** BEGIN RECORD EXCERPTS **

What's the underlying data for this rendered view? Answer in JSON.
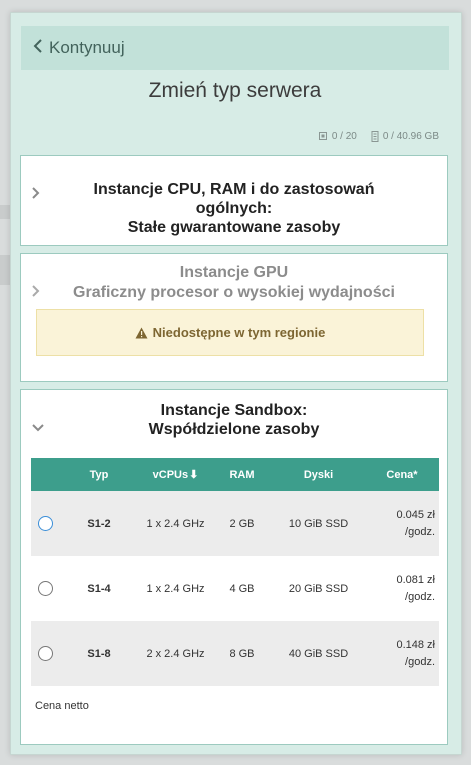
{
  "header": {
    "back_label": "Kontynuuj",
    "title": "Zmień typ serwera"
  },
  "quota": {
    "cpu": "0 / 20",
    "ram": "0 / 40.96 GB"
  },
  "cards": {
    "cpu": {
      "line1": "Instancje CPU, RAM i do zastosowań",
      "line2": "ogólnych:",
      "line3": "Stałe gwarantowane zasoby"
    },
    "gpu": {
      "line1": "Instancje GPU",
      "line2": "Graficzny procesor o wysokiej wydajności",
      "warning": "Niedostępne w tym regionie"
    },
    "sandbox": {
      "line1": "Instancje Sandbox:",
      "line2": "Współdzielone zasoby"
    }
  },
  "table": {
    "headers": [
      "Typ",
      "vCPUs",
      "RAM",
      "Dyski",
      "Cena*"
    ],
    "rows": [
      {
        "type": "S1-2",
        "vcpu": "1 x 2.4 GHz",
        "ram": "2 GB",
        "disk": "10 GiB SSD",
        "price": "0.045 zł",
        "unit": "/godz.",
        "selected": true
      },
      {
        "type": "S1-4",
        "vcpu": "1 x 2.4 GHz",
        "ram": "4 GB",
        "disk": "20 GiB SSD",
        "price": "0.081 zł",
        "unit": "/godz.",
        "selected": false
      },
      {
        "type": "S1-8",
        "vcpu": "2 x 2.4 GHz",
        "ram": "8 GB",
        "disk": "40 GiB SSD",
        "price": "0.148 zł",
        "unit": "/godz.",
        "selected": false
      }
    ]
  },
  "footnote": "Cena netto",
  "colors": {
    "panel_bg": "#d7ece6",
    "back_bar_bg": "#c2e1d9",
    "table_header_bg": "#3d9e8c",
    "radio_selected": "#3a8ed8",
    "warning_bg": "#faf3d8"
  },
  "icons": {
    "back": "chevron-left-icon",
    "cpu_quota": "cpu-chip-icon",
    "ram_quota": "memory-icon",
    "collapsed": "chevron-right-icon",
    "expanded": "chevron-down-icon",
    "warning": "warning-triangle-icon",
    "sort": "sort-down-icon"
  }
}
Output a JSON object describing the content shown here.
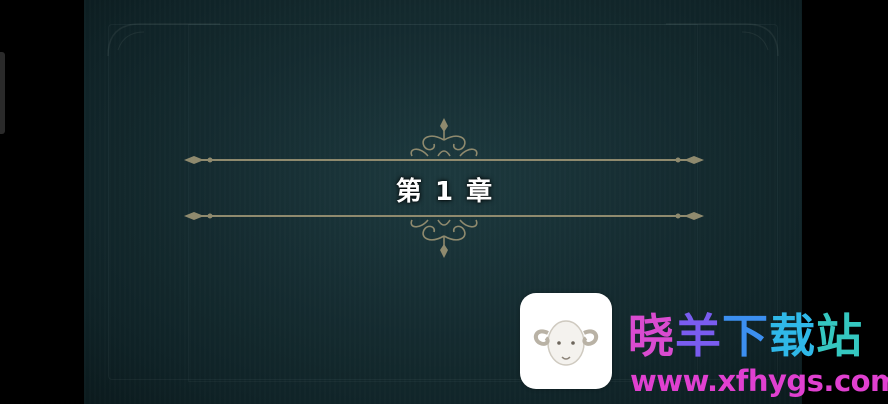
{
  "chapter": {
    "title": "第 1 章"
  },
  "watermark": {
    "site_name": [
      "晓",
      "羊",
      "下",
      "载",
      "站"
    ],
    "url": "www.xfhygs.com",
    "logo_icon": "ram-head-icon"
  },
  "colors": {
    "background": "#152c31",
    "ornament": "#8f8a6e",
    "title_text": "#ffffff"
  }
}
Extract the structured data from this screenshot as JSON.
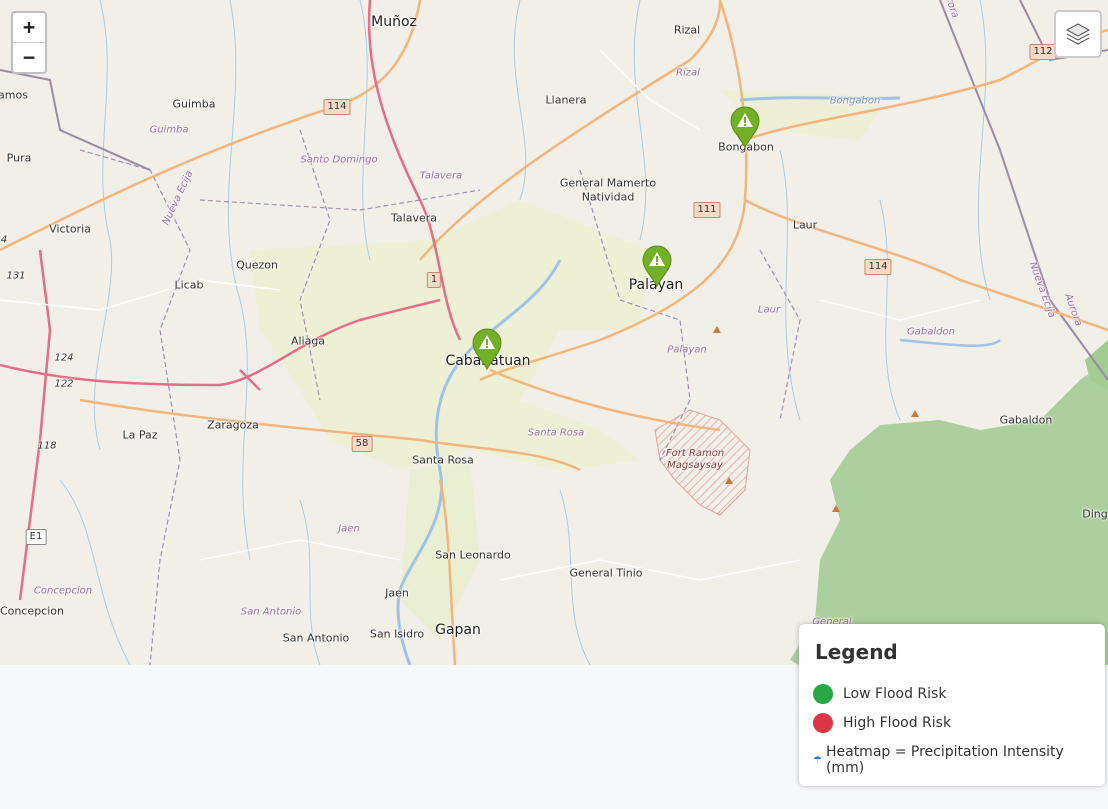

** END RECORD EXCERPTS **

**WHAT YOU WILL DO**
Select every line in the material above where the string "price" occurs, and copy it.

**OUTPUT FOR THIS TASK**
        "price": "0.045 zł",
        "price": "0.081 zł",
        "price": "0.148 zł",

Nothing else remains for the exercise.